# [DOCUMENTO DI PARTENZA]
▼▼▼
La Namibia (23°), un vasto e ora pacifico paese dell’Africa australe posizionatosi al primo posto in Africa, davanti al Ghana (31°), era a un passo dai primi venti paesi. Le disparità economiche tra le prime 20 sono immense. Il PIL pro capite islandese è dieci volte quello della Giamaica. Quel che hanno in comune è un sistema democratico parlamentare, e il non coinvolgimento in alcuna guerra.
Non è questo il caso degli Stati Uniti (al 36° posto in relazione al proprio territorio, ma al 119° lontano da esso) e di Israele (46° a livello nazionale, ma 149° fuori dal proprio suolo), le cui forze armate hanno ucciso un giornalista palestinese per la prima volta dal 2003.
▲▲▲
# [COMPITO ASSEGNATO 1]
Quali paesi del documento di partenza compaiono con una posizione in classifica indicata da un numero, e quale posizione ha ciascuno?

# [DATI FORNITI]
▼▼▼
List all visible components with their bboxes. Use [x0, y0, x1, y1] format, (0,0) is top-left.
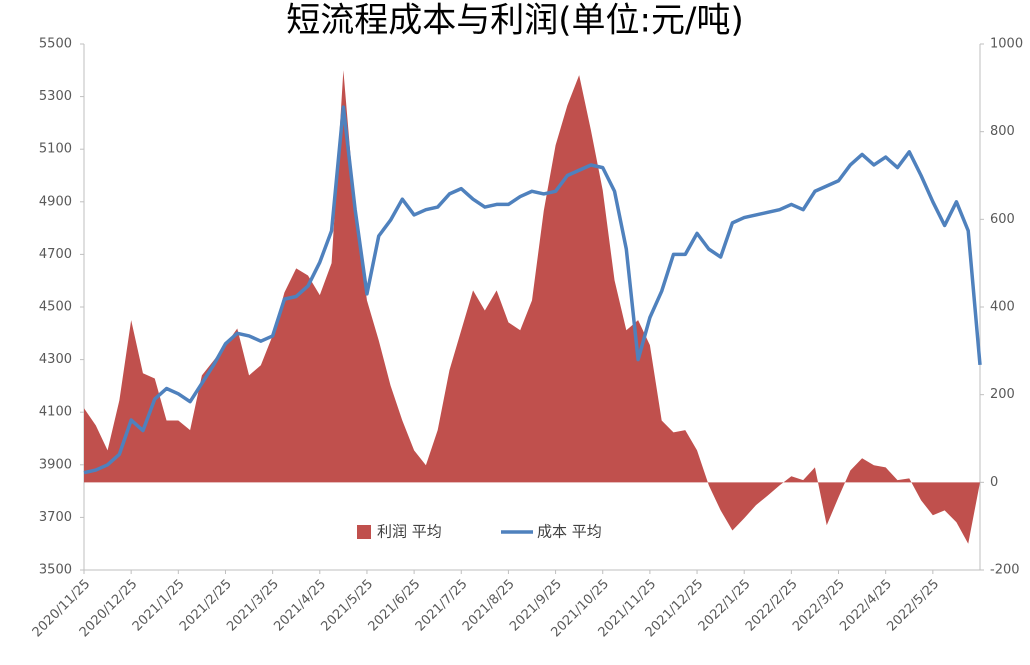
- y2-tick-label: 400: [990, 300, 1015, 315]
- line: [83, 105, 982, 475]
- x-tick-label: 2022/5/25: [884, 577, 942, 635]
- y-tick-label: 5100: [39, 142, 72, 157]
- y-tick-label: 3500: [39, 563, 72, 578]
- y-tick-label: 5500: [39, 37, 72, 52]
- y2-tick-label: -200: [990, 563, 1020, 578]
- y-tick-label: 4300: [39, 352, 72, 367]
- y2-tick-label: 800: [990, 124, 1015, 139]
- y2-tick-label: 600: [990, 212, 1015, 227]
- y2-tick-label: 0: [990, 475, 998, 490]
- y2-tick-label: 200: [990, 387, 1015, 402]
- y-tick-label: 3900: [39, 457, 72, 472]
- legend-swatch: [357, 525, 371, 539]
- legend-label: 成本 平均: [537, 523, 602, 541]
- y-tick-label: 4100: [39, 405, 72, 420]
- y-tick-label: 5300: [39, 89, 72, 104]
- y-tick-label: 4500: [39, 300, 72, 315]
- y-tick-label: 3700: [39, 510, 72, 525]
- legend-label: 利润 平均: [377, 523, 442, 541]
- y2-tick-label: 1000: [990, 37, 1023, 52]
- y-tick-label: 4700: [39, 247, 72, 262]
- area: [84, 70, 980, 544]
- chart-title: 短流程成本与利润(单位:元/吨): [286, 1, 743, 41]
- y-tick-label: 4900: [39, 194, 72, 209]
▲▲▲
▼▼▼
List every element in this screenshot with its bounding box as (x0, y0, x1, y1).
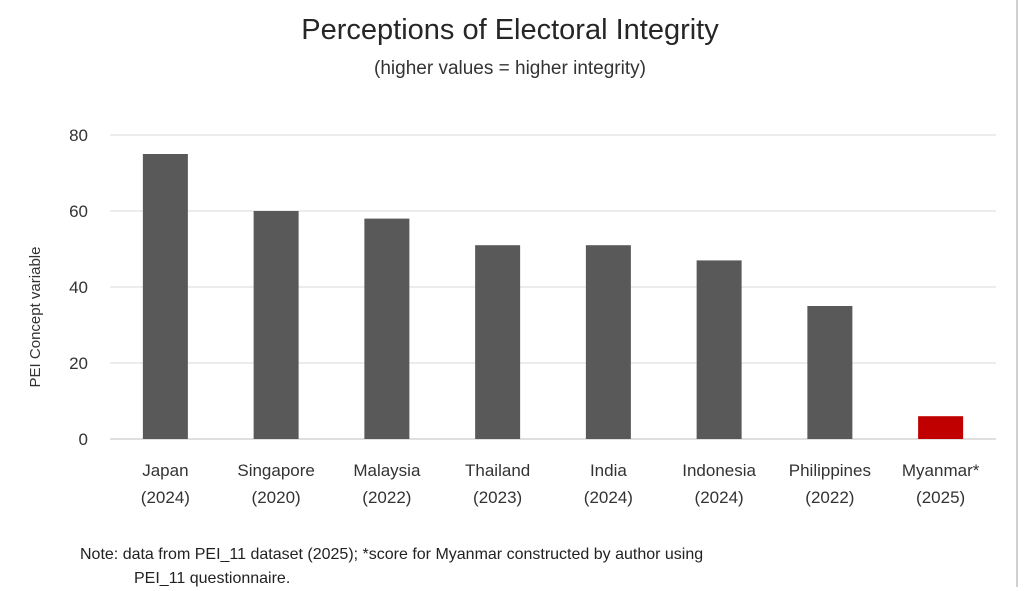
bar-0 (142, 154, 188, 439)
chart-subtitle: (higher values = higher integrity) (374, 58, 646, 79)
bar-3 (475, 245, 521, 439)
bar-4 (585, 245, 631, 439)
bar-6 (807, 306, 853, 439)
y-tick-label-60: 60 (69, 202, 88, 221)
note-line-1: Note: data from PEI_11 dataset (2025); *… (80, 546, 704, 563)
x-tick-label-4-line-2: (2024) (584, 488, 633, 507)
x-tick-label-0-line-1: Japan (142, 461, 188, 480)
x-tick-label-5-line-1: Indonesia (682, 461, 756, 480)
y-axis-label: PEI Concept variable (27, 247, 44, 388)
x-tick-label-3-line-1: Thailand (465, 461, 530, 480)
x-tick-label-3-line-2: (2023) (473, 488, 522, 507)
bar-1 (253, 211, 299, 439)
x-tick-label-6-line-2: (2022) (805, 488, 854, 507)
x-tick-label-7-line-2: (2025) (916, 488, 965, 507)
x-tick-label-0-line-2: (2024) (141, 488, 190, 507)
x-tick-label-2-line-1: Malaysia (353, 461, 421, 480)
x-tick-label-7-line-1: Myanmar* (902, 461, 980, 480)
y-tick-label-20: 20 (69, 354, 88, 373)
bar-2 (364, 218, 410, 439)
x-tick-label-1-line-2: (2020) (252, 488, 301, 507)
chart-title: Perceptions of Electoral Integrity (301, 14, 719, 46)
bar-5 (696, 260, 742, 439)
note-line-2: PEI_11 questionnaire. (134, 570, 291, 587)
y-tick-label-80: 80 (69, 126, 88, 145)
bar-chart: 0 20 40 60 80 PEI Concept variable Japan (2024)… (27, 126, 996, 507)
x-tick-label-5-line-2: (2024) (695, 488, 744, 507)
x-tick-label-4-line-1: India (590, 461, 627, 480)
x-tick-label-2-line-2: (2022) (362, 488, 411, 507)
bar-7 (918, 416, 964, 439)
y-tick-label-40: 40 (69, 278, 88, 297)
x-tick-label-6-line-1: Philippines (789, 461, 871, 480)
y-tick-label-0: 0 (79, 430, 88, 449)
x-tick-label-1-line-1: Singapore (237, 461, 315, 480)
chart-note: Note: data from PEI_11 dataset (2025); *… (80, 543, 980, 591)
▲▲▲
▼▼▼
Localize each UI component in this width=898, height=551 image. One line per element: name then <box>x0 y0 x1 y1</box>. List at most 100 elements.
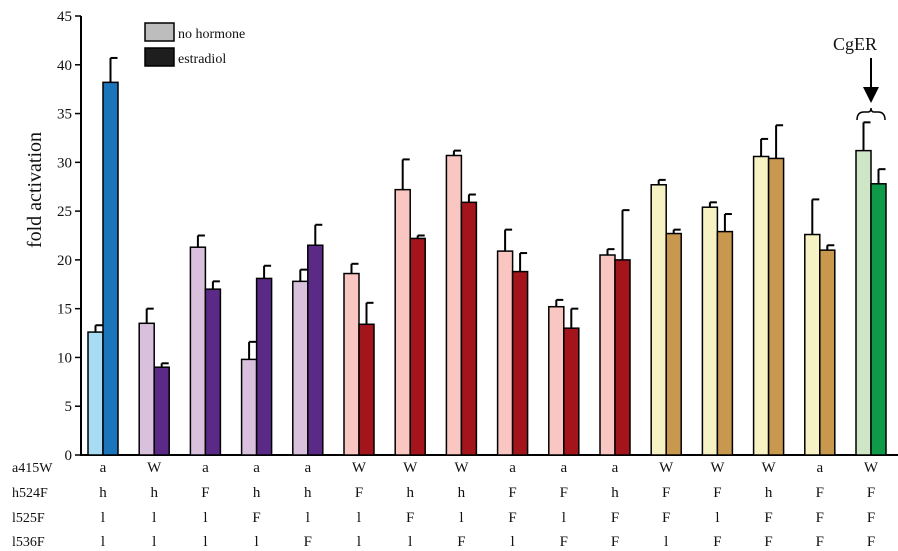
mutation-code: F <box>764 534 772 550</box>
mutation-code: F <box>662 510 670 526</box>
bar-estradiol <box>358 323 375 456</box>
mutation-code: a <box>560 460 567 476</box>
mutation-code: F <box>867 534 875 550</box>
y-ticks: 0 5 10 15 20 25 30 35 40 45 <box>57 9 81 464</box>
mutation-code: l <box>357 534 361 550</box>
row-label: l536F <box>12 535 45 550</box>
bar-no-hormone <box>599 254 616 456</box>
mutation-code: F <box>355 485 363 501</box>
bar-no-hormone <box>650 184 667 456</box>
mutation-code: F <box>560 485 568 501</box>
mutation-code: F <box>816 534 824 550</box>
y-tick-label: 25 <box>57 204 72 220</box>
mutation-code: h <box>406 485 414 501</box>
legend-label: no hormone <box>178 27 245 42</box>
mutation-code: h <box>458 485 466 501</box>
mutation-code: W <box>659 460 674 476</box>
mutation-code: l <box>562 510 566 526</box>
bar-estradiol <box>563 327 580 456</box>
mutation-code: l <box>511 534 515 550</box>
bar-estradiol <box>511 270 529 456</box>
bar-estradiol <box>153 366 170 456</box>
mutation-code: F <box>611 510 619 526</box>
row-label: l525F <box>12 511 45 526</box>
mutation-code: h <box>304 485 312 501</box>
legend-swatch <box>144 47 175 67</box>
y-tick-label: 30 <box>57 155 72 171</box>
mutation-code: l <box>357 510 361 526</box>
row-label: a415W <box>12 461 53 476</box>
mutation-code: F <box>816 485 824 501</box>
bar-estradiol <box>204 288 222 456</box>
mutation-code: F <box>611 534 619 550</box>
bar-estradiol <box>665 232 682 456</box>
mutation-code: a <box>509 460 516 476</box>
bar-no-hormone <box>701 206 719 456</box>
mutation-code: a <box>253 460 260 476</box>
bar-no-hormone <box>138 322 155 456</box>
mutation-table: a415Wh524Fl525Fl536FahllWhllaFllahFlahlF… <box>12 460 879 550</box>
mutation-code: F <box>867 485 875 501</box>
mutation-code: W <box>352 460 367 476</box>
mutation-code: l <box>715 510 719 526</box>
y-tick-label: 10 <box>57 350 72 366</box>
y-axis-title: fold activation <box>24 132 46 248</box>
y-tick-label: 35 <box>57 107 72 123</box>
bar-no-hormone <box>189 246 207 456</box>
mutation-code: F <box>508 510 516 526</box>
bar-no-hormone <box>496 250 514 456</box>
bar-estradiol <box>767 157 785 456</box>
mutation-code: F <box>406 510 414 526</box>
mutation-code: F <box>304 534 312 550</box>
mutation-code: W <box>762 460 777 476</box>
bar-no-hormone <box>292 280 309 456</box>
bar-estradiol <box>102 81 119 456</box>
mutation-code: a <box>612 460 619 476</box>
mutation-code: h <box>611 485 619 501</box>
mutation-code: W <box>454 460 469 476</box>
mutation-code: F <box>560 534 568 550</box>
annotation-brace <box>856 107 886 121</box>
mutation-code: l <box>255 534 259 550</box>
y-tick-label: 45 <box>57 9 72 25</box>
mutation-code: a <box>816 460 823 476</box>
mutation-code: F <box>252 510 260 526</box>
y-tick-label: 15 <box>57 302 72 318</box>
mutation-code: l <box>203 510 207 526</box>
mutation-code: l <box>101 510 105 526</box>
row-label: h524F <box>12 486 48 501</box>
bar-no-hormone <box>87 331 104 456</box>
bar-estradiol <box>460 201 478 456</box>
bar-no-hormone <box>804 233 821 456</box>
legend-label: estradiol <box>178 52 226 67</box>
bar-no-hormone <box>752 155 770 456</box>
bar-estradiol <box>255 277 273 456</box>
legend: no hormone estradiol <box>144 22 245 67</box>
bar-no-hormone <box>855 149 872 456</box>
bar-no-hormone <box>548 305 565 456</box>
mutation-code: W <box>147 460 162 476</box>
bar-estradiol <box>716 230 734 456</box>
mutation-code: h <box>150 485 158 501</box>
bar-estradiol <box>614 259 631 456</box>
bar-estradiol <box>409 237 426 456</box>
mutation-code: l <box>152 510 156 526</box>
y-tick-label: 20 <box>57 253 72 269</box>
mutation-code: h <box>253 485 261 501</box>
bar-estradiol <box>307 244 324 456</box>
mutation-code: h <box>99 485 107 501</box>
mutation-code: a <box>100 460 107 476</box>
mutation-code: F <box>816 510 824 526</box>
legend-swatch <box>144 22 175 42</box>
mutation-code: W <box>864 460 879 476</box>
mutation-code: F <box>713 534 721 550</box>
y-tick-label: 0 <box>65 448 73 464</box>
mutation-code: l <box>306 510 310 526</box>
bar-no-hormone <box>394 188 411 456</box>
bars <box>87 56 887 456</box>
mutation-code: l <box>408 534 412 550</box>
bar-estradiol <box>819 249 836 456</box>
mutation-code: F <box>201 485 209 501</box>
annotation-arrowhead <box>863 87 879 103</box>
▲▲▲
# [COMPITO ASSEGNATO 2]
Estrai dalle voci le righe che iniziano da quella contenente "List all visible" e terminano con quella contenente "- y-tick-label: 4900: [39, 194, 72, 209]", entrambe incluse, senza riportare le immagini.

# [RISULTATO ATTESO 1]
- Namibia: 23°
- Ghana: 31°
- Stati Uniti: 36° in relazione al proprio territorio, 119° lontano da esso
- Israele: 46° a livello nazionale, 149° fuori dal proprio suolo

# [RISULTATO ATTESO 2]
List all visible components with their bboxes. Use [x0, y0, x1, y1] format, (0,0) is top-left.
- y2-tick-label: 400: [990, 300, 1015, 315]
- line: [83, 105, 982, 475]
- x-tick-label: 2022/5/25: [884, 577, 942, 635]
- y-tick-label: 5100: [39, 142, 72, 157]
- y-tick-label: 3500: [39, 563, 72, 578]
- y-tick-label: 5500: [39, 37, 72, 52]
- y2-tick-label: -200: [990, 563, 1020, 578]
- y-tick-label: 4300: [39, 352, 72, 367]
- y2-tick-label: 800: [990, 124, 1015, 139]
- y2-tick-label: 600: [990, 212, 1015, 227]
- y2-tick-label: 0: [990, 475, 998, 490]
- y2-tick-label: 200: [990, 387, 1015, 402]
- y-tick-label: 3900: [39, 457, 72, 472]
- legend-swatch: [357, 525, 371, 539]
- legend-label: 成本 平均: [537, 523, 602, 541]
- y-tick-label: 4100: [39, 405, 72, 420]
- y-tick-label: 5300: [39, 89, 72, 104]
- y-tick-label: 4500: [39, 300, 72, 315]
- y-tick-label: 3700: [39, 510, 72, 525]
- legend-label: 利润 平均: [377, 523, 442, 541]
- y2-tick-label: 1000: [990, 37, 1023, 52]
- y-tick-label: 4700: [39, 247, 72, 262]
- area: [84, 70, 980, 544]
- chart-title: 短流程成本与利润(单位:元/吨): [286, 1, 743, 41]
- y-tick-label: 4900: [39, 194, 72, 209]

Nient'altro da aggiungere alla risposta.